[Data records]

------------------------------

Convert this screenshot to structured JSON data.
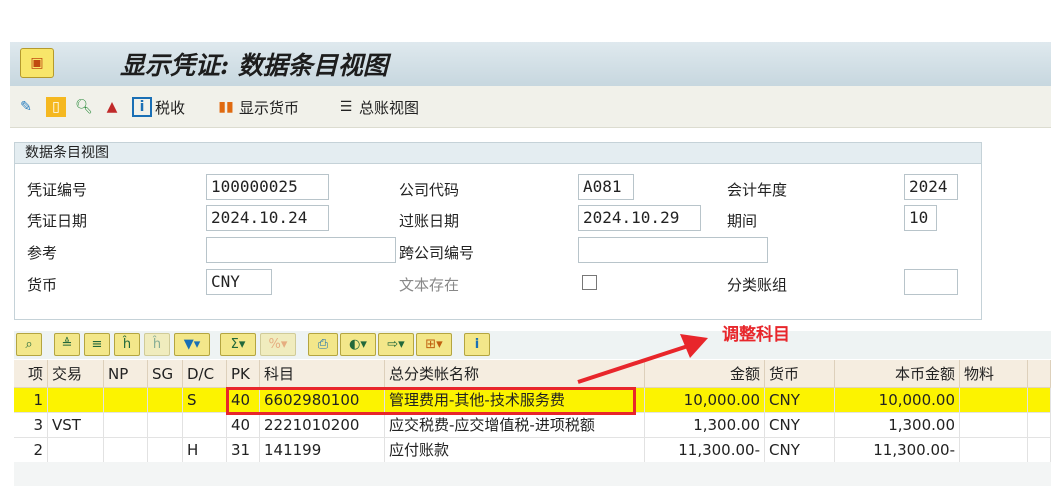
{
  "window": {
    "title": "显示凭证: 数据条目视图"
  },
  "toolbar": {
    "tax": "税收",
    "show_currency": "显示货币",
    "gl_view": "总账视图"
  },
  "panel": {
    "title": "数据条目视图",
    "doc_no_label": "凭证编号",
    "doc_no": "100000025",
    "company_label": "公司代码",
    "company": "A081",
    "fiscal_year_label": "会计年度",
    "fiscal_year": "2024",
    "doc_date_label": "凭证日期",
    "doc_date": "2024.10.24",
    "post_date_label": "过账日期",
    "post_date": "2024.10.29",
    "period_label": "期间",
    "period": "10",
    "reference_label": "参考",
    "reference": "",
    "cross_company_label": "跨公司编号",
    "cross_company": "",
    "currency_label": "货币",
    "currency": "CNY",
    "text_exists_label": "文本存在",
    "ledger_group_label": "分类账组",
    "ledger_group": ""
  },
  "grid": {
    "columns": [
      "项",
      "交易",
      "NP",
      "SG",
      "D/C",
      "PK",
      "科目",
      "总分类帐名称",
      "金额",
      "货币",
      "本币金额",
      "物料",
      ""
    ],
    "rows": [
      [
        "1",
        "",
        "",
        "",
        "S",
        "40",
        "6602980100",
        "管理费用-其他-技术服务费",
        "10,000.00",
        "CNY",
        "10,000.00",
        "",
        ""
      ],
      [
        "3",
        "VST",
        "",
        "",
        "",
        "40",
        "2221010200",
        "应交税费-应交增值税-进项税额",
        "1,300.00",
        "CNY",
        "1,300.00",
        "",
        ""
      ],
      [
        "2",
        "",
        "",
        "",
        "H",
        "31",
        "141199",
        "应付账款",
        "11,300.00-",
        "CNY",
        "11,300.00-",
        "",
        ""
      ]
    ]
  },
  "annotation": {
    "text": "调整科目",
    "color": "#e8262b"
  }
}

------------------------------

◆ WRITTEN REQUEST ◆
Make an exact copy of the records shown above, without the pictures.

◆ THE SOLUTION ◆
Convert this screenshot to structured JSON data.
{
  "window": {
    "title": "显示凭证: 数据条目视图"
  },
  "toolbar": {
    "tax": "税收",
    "show_currency": "显示货币",
    "gl_view": "总账视图"
  },
  "panel": {
    "title": "数据条目视图",
    "doc_no_label": "凭证编号",
    "doc_no": "100000025",
    "company_label": "公司代码",
    "company": "A081",
    "fiscal_year_label": "会计年度",
    "fiscal_year": "2024",
    "doc_date_label": "凭证日期",
    "doc_date": "2024.10.24",
    "post_date_label": "过账日期",
    "post_date": "2024.10.29",
    "period_label": "期间",
    "period": "10",
    "reference_label": "参考",
    "reference": "",
    "cross_company_label": "跨公司编号",
    "cross_company": "",
    "currency_label": "货币",
    "currency": "CNY",
    "text_exists_label": "文本存在",
    "ledger_group_label": "分类账组",
    "ledger_group": ""
  },
  "grid": {
    "columns": [
      "项",
      "交易",
      "NP",
      "SG",
      "D/C",
      "PK",
      "科目",
      "总分类帐名称",
      "金额",
      "货币",
      "本币金额",
      "物料",
      ""
    ],
    "rows": [
      [
        "1",
        "",
        "",
        "",
        "S",
        "40",
        "6602980100",
        "管理费用-其他-技术服务费",
        "10,000.00",
        "CNY",
        "10,000.00",
        "",
        ""
      ],
      [
        "3",
        "VST",
        "",
        "",
        "",
        "40",
        "2221010200",
        "应交税费-应交增值税-进项税额",
        "1,300.00",
        "CNY",
        "1,300.00",
        "",
        ""
      ],
      [
        "2",
        "",
        "",
        "",
        "H",
        "31",
        "141199",
        "应付账款",
        "11,300.00-",
        "CNY",
        "11,300.00-",
        "",
        ""
      ]
    ]
  },
  "annotation": {
    "text": "调整科目",
    "color": "#e8262b"
  }
}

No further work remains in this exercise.